:: Dataset excerpts

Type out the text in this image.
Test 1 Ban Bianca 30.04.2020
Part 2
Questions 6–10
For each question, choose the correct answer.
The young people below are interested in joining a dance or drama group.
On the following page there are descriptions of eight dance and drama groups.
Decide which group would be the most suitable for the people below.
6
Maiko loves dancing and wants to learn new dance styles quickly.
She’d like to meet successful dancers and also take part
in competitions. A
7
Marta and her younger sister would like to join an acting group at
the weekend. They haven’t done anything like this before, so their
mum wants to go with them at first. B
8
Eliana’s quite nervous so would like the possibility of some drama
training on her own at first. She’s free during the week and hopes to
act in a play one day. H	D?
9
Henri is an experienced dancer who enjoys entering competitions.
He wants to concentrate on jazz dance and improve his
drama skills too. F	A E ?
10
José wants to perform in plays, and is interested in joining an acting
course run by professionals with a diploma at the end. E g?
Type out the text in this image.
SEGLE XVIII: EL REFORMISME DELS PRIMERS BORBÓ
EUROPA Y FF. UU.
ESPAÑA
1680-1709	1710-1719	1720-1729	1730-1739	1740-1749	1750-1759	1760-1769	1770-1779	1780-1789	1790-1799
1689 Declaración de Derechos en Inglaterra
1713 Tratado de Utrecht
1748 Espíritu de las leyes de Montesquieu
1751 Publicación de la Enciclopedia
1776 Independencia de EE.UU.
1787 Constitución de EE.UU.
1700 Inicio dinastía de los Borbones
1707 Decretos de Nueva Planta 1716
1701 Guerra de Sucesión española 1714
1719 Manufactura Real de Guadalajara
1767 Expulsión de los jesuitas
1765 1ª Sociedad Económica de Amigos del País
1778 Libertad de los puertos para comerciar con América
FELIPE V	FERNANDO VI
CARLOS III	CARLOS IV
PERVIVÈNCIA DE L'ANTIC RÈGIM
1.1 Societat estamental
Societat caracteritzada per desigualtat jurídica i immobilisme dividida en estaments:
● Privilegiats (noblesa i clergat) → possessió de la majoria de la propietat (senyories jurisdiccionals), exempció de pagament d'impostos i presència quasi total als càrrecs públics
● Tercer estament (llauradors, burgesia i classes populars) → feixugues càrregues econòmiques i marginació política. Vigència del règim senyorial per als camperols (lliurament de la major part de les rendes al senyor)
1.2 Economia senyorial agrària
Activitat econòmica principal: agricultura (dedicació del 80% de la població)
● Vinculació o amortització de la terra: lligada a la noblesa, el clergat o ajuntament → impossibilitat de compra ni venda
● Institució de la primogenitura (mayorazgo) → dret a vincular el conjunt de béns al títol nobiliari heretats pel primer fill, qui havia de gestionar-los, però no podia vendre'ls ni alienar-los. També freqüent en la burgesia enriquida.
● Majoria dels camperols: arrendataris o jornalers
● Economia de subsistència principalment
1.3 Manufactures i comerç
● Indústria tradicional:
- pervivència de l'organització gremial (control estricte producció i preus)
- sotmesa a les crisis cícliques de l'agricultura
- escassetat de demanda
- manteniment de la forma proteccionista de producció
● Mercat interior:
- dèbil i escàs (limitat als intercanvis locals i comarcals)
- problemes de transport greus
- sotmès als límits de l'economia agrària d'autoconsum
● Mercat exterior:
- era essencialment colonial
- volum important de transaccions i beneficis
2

::::

## [Problem to work on]
Extract the complete data, matching each line exactly.

## [Written solution]
Type out the text in this image.
Test 1 Ban Bianca 30.04.2020
Part 2
Questions 6–10
For each question, choose the correct answer.
The young people below are interested in joining a dance or drama group.
On the following page there are descriptions of eight dance and drama groups.
Decide which group would be the most suitable for the people below.
6
Maiko loves dancing and wants to learn new dance styles quickly.
She’d like to meet successful dancers and also take part
in competitions. A
7
Marta and her younger sister would like to join an acting group at
the weekend. They haven’t done anything like this before, so their
mum wants to go with them at first. B
8
Eliana’s quite nervous so would like the possibility of some drama
training on her own at first. She’s free during the week and hopes to
act in a play one day. H	D?
9
Henri is an experienced dancer who enjoys entering competitions.
He wants to concentrate on jazz dance and improve his
drama skills too. F	A E ?
10
José wants to perform in plays, and is interested in joining an acting
course run by professionals with a diploma at the end. E g?
Type out the text in this image.
SEGLE XVIII: EL REFORMISME DELS PRIMERS BORBÓ
EUROPA Y FF. UU.
ESPAÑA
1680-1709	1710-1719	1720-1729	1730-1739	1740-1749	1750-1759	1760-1769	1770-1779	1780-1789	1790-1799
1689 Declaración de Derechos en Inglaterra
1713 Tratado de Utrecht
1748 Espíritu de las leyes de Montesquieu
1751 Publicación de la Enciclopedia
1776 Independencia de EE.UU.
1787 Constitución de EE.UU.
1700 Inicio dinastía de los Borbones
1707 Decretos de Nueva Planta 1716
1701 Guerra de Sucesión española 1714
1719 Manufactura Real de Guadalajara
1767 Expulsión de los jesuitas
1765 1ª Sociedad Económica de Amigos del País
1778 Libertad de los puertos para comerciar con América
FELIPE V	FERNANDO VI
CARLOS III	CARLOS IV
PERVIVÈNCIA DE L'ANTIC RÈGIM
1.1 Societat estamental
Societat caracteritzada per desigualtat jurídica i immobilisme dividida en estaments:
● Privilegiats (noblesa i clergat) → possessió de la majoria de la propietat (senyories jurisdiccionals), exempció de pagament d'impostos i presència quasi total als càrrecs públics
● Tercer estament (llauradors, burgesia i classes populars) → feixugues càrregues econòmiques i marginació política. Vigència del règim senyorial per als camperols (lliurament de la major part de les rendes al senyor)
1.2 Economia senyorial agrària
Activitat econòmica principal: agricultura (dedicació del 80% de la població)
● Vinculació o amortització de la terra: lligada a la noblesa, el clergat o ajuntament → impossibilitat de compra ni venda
● Institució de la primogenitura (mayorazgo) → dret a vincular el conjunt de béns al títol nobiliari heretats pel primer fill, qui havia de gestionar-los, però no podia vendre'ls ni alienar-los. També freqüent en la burgesia enriquida.
● Majoria dels camperols: arrendataris o jornalers
● Economia de subsistència principalment
1.3 Manufactures i comerç
● Indústria tradicional:
- pervivència de l'organització gremial (control estricte producció i preus)
- sotmesa a les crisis cícliques de l'agricultura
- escassetat de demanda
- manteniment de la forma proteccionista de producció
● Mercat interior:
- dèbil i escàs (limitat als intercanvis locals i comarcals)
- problemes de transport greus
- sotmès als límits de l'economia agrària d'autoconsum
● Mercat exterior:
- era essencialment colonial
- volum important de transaccions i beneficis
2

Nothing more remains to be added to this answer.